DESCRIPTION OF THE TASK: Read the material below. Count the lines containing "scatter" and give that count alone.
START
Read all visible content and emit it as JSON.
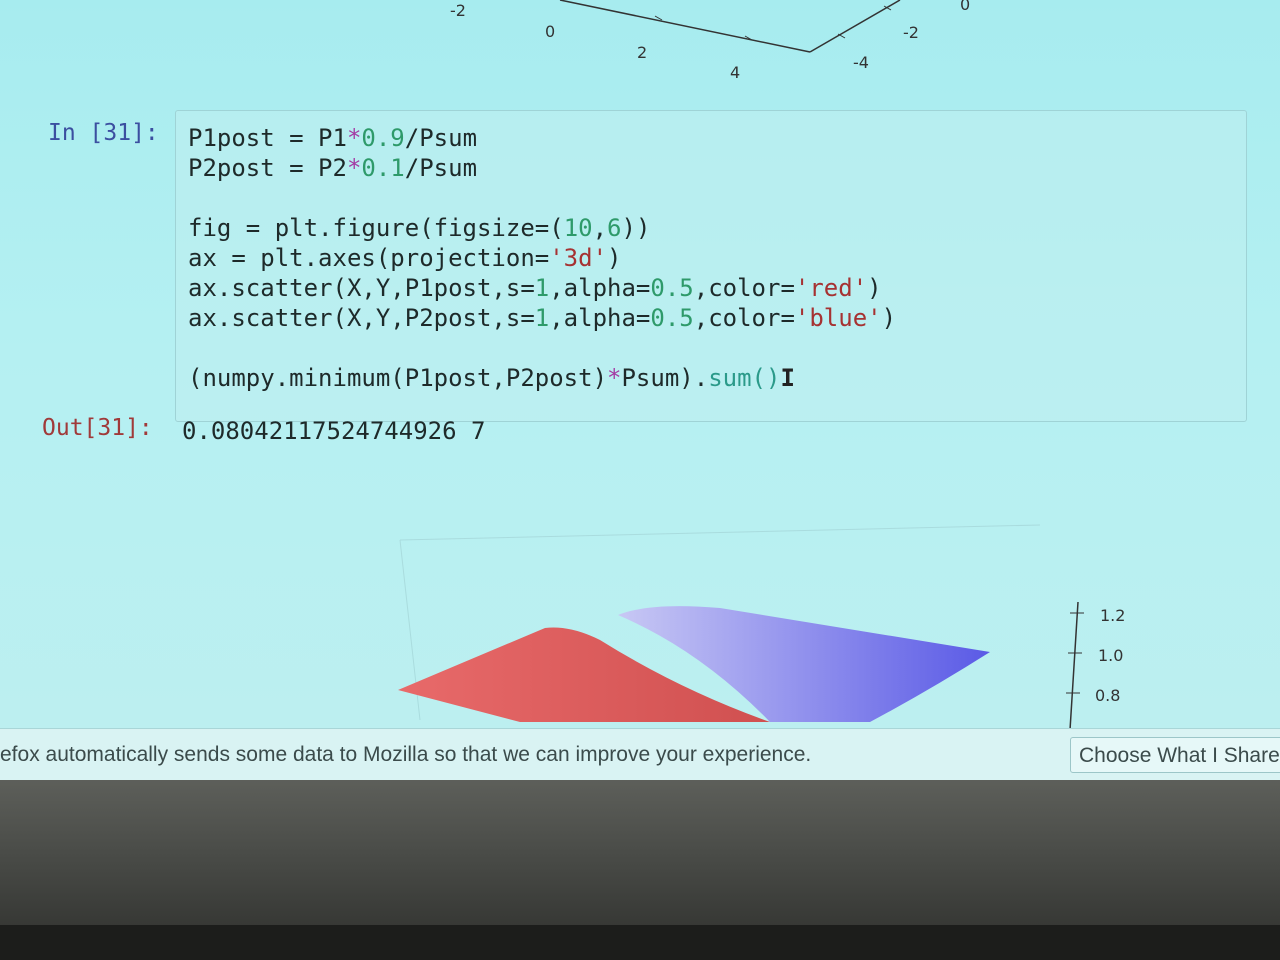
{
  "top_plot": {
    "tick_labels": [
      "-2",
      "0",
      "2",
      "4",
      "-2",
      "-4",
      "0"
    ]
  },
  "cell": {
    "in_prompt": "In [31]:",
    "code_lines": [
      [
        {
          "t": "P1post = P1"
        },
        {
          "t": "*",
          "c": "op"
        },
        {
          "t": "0.9",
          "c": "num"
        },
        {
          "t": "/Psum"
        }
      ],
      [
        {
          "t": "P2post = P2"
        },
        {
          "t": "*",
          "c": "op"
        },
        {
          "t": "0.1",
          "c": "num"
        },
        {
          "t": "/Psum"
        }
      ],
      [],
      [
        {
          "t": "fig = plt.figure(figsize=("
        },
        {
          "t": "10",
          "c": "num"
        },
        {
          "t": ","
        },
        {
          "t": "6",
          "c": "num"
        },
        {
          "t": "))"
        }
      ],
      [
        {
          "t": "ax = plt.axes(projection="
        },
        {
          "t": "'3d'",
          "c": "str"
        },
        {
          "t": ")"
        }
      ],
      [
        {
          "t": "ax.scatter(X,Y,P1post,s="
        },
        {
          "t": "1",
          "c": "num"
        },
        {
          "t": ",alpha="
        },
        {
          "t": "0.5",
          "c": "num"
        },
        {
          "t": ",color="
        },
        {
          "t": "'red'",
          "c": "str"
        },
        {
          "t": ")"
        }
      ],
      [
        {
          "t": "ax.scatter(X,Y,P2post,s="
        },
        {
          "t": "1",
          "c": "num"
        },
        {
          "t": ",alpha="
        },
        {
          "t": "0.5",
          "c": "num"
        },
        {
          "t": ",color="
        },
        {
          "t": "'blue'",
          "c": "str"
        },
        {
          "t": ")"
        }
      ],
      [],
      [
        {
          "t": "(numpy.minimum(P1post,P2post)"
        },
        {
          "t": "*",
          "c": "op"
        },
        {
          "t": "Psum)."
        },
        {
          "t": "sum()",
          "c": "fn"
        },
        {
          "t": "I",
          "c": "cursor"
        }
      ]
    ],
    "out_prompt": "Out[31]:",
    "out_value": "0.08042117524744926 7"
  },
  "bottom_plot": {
    "z_ticks": [
      "1.2",
      "1.0",
      "0.8"
    ],
    "colors": {
      "red_surface": "#e06060",
      "blue_surface": "#6a6ae8"
    }
  },
  "notification": {
    "text": "efox automatically sends some data to Mozilla so that we can improve your experience.",
    "button_label": "Choose What I Share"
  }
}
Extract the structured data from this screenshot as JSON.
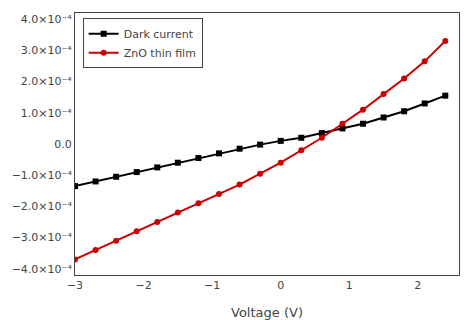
{
  "chart_data": {
    "type": "line",
    "title": "",
    "xlabel": "Voltage (V)",
    "ylabel": "",
    "series": [
      {
        "name": "Dark current",
        "color": "#000000",
        "marker": "square",
        "line_style": "solid",
        "x": [
          -3.0,
          -2.7,
          -2.4,
          -2.1,
          -1.8,
          -1.5,
          -1.2,
          -0.9,
          -0.6,
          -0.3,
          0.0,
          0.3,
          0.6,
          0.9,
          1.2,
          1.5,
          1.8,
          2.1,
          2.4
        ],
        "values": [
          -0.000135,
          -0.00012,
          -0.000105,
          -9e-05,
          -7.5e-05,
          -6e-05,
          -4.5e-05,
          -3e-05,
          -1.5e-05,
          -2e-06,
          1e-05,
          2e-05,
          3.5e-05,
          5e-05,
          6.5e-05,
          8.5e-05,
          0.000105,
          0.00013,
          0.000155
        ]
      },
      {
        "name": "ZnO thin film",
        "color": "#cc0000",
        "marker": "circle",
        "line_style": "solid",
        "x": [
          -3.0,
          -2.7,
          -2.4,
          -2.1,
          -1.8,
          -1.5,
          -1.2,
          -0.9,
          -0.6,
          -0.3,
          0.0,
          0.3,
          0.6,
          0.9,
          1.2,
          1.5,
          1.8,
          2.1,
          2.4
        ],
        "values": [
          -0.00037,
          -0.00034,
          -0.00031,
          -0.00028,
          -0.00025,
          -0.00022,
          -0.00019,
          -0.00016,
          -0.00013,
          -9.5e-05,
          -6e-05,
          -2e-05,
          2e-05,
          6.5e-05,
          0.00011,
          0.00016,
          0.00021,
          0.000265,
          0.00033
        ]
      }
    ],
    "xlim": [
      -3.0,
      2.6
    ],
    "ylim": [
      -0.00042,
      0.00042
    ],
    "xticks": [
      -3,
      -2,
      -1,
      0,
      1,
      2
    ],
    "yticks": [
      {
        "value": -0.0004,
        "label": "−4.0×10⁻⁴"
      },
      {
        "value": -0.0003,
        "label": "−3.0×10⁻⁴"
      },
      {
        "value": -0.0002,
        "label": "−2.0×10⁻⁴"
      },
      {
        "value": -0.0001,
        "label": "−1.0×10⁻⁴"
      },
      {
        "value": 0.0,
        "label": "0.0"
      },
      {
        "value": 0.0001,
        "label": "1.0×10⁻⁴"
      },
      {
        "value": 0.0002,
        "label": "2.0×10⁻⁴"
      },
      {
        "value": 0.0003,
        "label": "3.0×10⁻⁴"
      },
      {
        "value": 0.0004,
        "label": "4.0×10⁻⁴"
      }
    ],
    "grid": false,
    "legend": "upper left"
  }
}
END
EXERCISE RESULT: 2